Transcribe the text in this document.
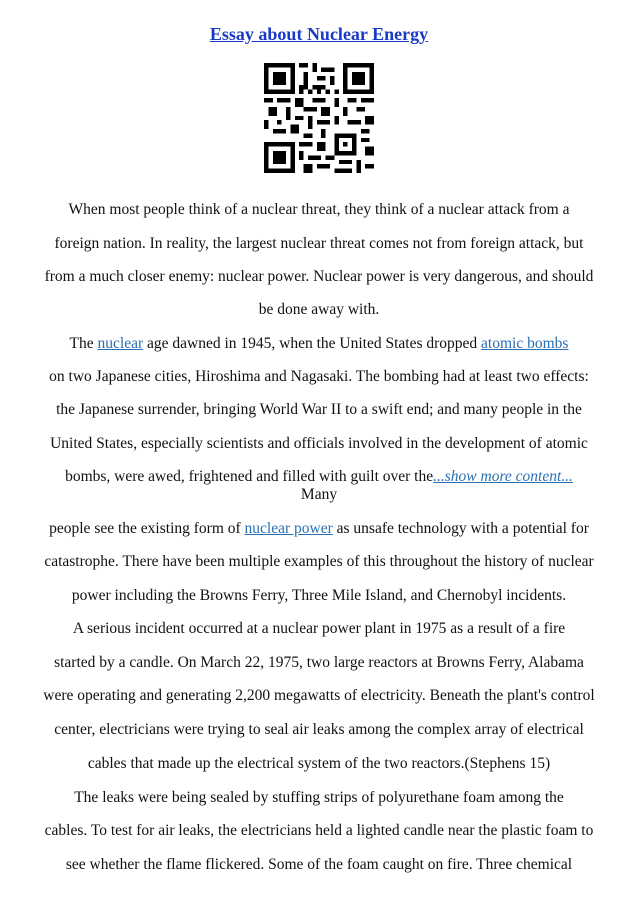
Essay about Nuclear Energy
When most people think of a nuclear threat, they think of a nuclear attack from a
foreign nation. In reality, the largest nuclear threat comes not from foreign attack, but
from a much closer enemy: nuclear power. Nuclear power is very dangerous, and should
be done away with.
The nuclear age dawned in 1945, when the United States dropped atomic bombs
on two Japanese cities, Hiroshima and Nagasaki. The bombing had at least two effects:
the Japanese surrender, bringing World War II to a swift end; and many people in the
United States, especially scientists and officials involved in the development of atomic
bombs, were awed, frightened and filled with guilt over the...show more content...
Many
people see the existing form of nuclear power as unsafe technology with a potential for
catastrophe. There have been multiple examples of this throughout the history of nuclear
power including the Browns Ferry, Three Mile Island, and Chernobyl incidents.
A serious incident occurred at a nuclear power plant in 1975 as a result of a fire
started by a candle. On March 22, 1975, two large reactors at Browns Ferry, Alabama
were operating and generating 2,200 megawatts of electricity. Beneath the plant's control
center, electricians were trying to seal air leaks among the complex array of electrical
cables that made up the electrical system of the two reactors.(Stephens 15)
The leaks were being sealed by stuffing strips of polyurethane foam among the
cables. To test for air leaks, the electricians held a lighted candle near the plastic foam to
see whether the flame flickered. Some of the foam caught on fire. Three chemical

____________________

Retype the whole listing, keeping every line identical and omitting all pictures.

◆ **CORRECT RESULT**:
Transcribe the text in this document.
Essay about Nuclear Energy
When most people think of a nuclear threat, they think of a nuclear attack from a
foreign nation. In reality, the largest nuclear threat comes not from foreign attack, but
from a much closer enemy: nuclear power. Nuclear power is very dangerous, and should
be done away with.
The nuclear age dawned in 1945, when the United States dropped atomic bombs
on two Japanese cities, Hiroshima and Nagasaki. The bombing had at least two effects:
the Japanese surrender, bringing World War II to a swift end; and many people in the
United States, especially scientists and officials involved in the development of atomic
bombs, were awed, frightened and filled with guilt over the...show more content...
Many
people see the existing form of nuclear power as unsafe technology with a potential for
catastrophe. There have been multiple examples of this throughout the history of nuclear
power including the Browns Ferry, Three Mile Island, and Chernobyl incidents.
A serious incident occurred at a nuclear power plant in 1975 as a result of a fire
started by a candle. On March 22, 1975, two large reactors at Browns Ferry, Alabama
were operating and generating 2,200 megawatts of electricity. Beneath the plant's control
center, electricians were trying to seal air leaks among the complex array of electrical
cables that made up the electrical system of the two reactors.(Stephens 15)
The leaks were being sealed by stuffing strips of polyurethane foam among the
cables. To test for air leaks, the electricians held a lighted candle near the plastic foam to
see whether the flame flickered. Some of the foam caught on fire. Three chemical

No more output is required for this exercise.